### [Text segment]

Word verification 'decesp' - a decent deception or spy?

4/30/2009 09:24:00 AM  
Anonymous Anonymous said...

Oh, and I see that the first review is in the Statesman today. Haven't read it yet.

4/30/2009 10:06:00 AM  
Anonymous Anonymous said...

There's a letter in the latest London Review of Books from the Anti-Defamation League, the main point of which is that Mearsheimer and Walt are conspiratorialists. It seems that these days you don't have to address the issues that your critics raise, you just have to label them as peddlers of conspiracy theories.

4/30/2009 10:37:00 AM  
Anonymous organic cheeseboard said...

Which is part of the more sinister side of trying to universalise about conspiracy theories.

That LRB letter really is pissweak. I can't find any evidence to support the claim that Freeman thinks Israel was behind 9/11... Of course, it's the ADL who are throwing the 'conspiracy theory' accusations around...

4/30/2009 10:44:00 AM  
Blogger ejh said...

It's apiece of rhetoric really. The following letter isn't much good either.

4/30/2009 11:14:00 AM  
Anonymous Anonymous said...

Where exactly does de Waal talk about rogue states and failed states? I couldn't find it in his very interesting piece about Save Darfour (which does capture well the ambivalence of Africans to the diea of being saved by Europeans and Americans).

Guano

4/30/2009 11:14:00 AM  
Blogger The Rioja Kid said...

sorry, he doesn't in so many words - the idea is that Sudan has been defined as a rogue, failed, etc while Uganda has been defined as functional.

4/30/2009 11:20:00 AM  
Blogger Mr Kitty said...

Re ADL letter:


This is what pisses me off about the 9/11 truth movement. As correctly argued here for example . It diverts attention from the real causes of 9/11.

The ADL spokesman is essentially citing Freeman as saying Israel was behind the attacks when what he actually said is that Israeli actions in the middle east were one of the causes of 9/11 (true, IMO).

### [Supplied information]

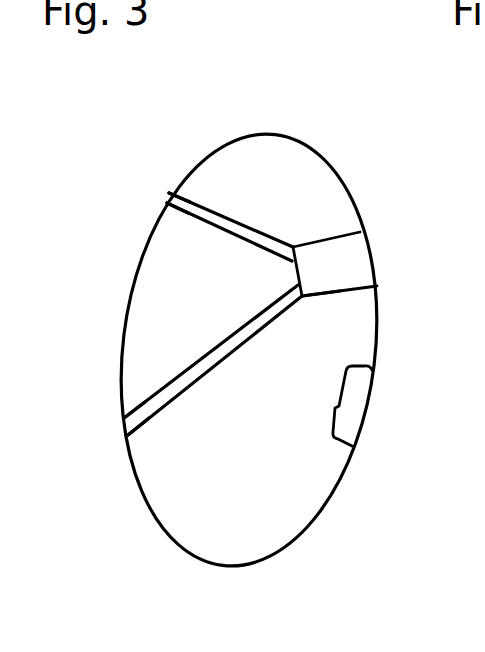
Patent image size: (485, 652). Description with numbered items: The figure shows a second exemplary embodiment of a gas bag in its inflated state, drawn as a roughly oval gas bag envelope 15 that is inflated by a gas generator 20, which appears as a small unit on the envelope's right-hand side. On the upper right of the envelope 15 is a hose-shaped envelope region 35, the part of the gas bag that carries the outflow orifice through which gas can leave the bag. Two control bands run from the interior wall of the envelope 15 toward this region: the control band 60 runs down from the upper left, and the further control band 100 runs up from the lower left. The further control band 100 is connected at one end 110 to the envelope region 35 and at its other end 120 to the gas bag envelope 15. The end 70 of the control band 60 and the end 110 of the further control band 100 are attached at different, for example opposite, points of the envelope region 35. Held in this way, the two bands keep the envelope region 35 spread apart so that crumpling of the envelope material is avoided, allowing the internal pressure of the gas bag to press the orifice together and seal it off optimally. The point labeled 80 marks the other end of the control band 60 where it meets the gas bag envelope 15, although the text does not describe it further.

### [Set tasks]
**A)** Using the comment thread, decide whether each statement agrees with it. Answer yes or no, and quote the deciding words exactly. (i) The Anti-Defamation League letter appeared in the London Review of Books. (ii) The commenter who mentioned the first review in the Statesman had already read it. (iii) According to The Rioja Kid, Uganda has been defined as functional.
**B)** Reproduce the comment thread between "4/30/2009 10:44:00 AM" and "Rioja Kid said...", inclusive.
Rely only on the comment thread.

### [Results]
**A)**
(i) Yes: "There's a letter in the latest London Review of Books from the Anti-Defamation League"
(ii) No: "Haven't read it yet."
(iii) Yes: "while Uganda has been defined as functional."

**B)**
4/30/2009 10:44:00 AM  
Blogger ejh said...

It's apiece of rhetoric really. The following letter isn't much good either.

4/30/2009 11:14:00 AM  
Anonymous Anonymous said...

Where exactly does de Waal talk about rogue states and failed states? I couldn't find it in his very interesting piece about Save Darfour (which does capture well the ambivalence of Africans to the diea of being saved by Europeans and Americans).

Guano

4/30/2009 11:14:00 AM  
Blogger The Rioja Kid said...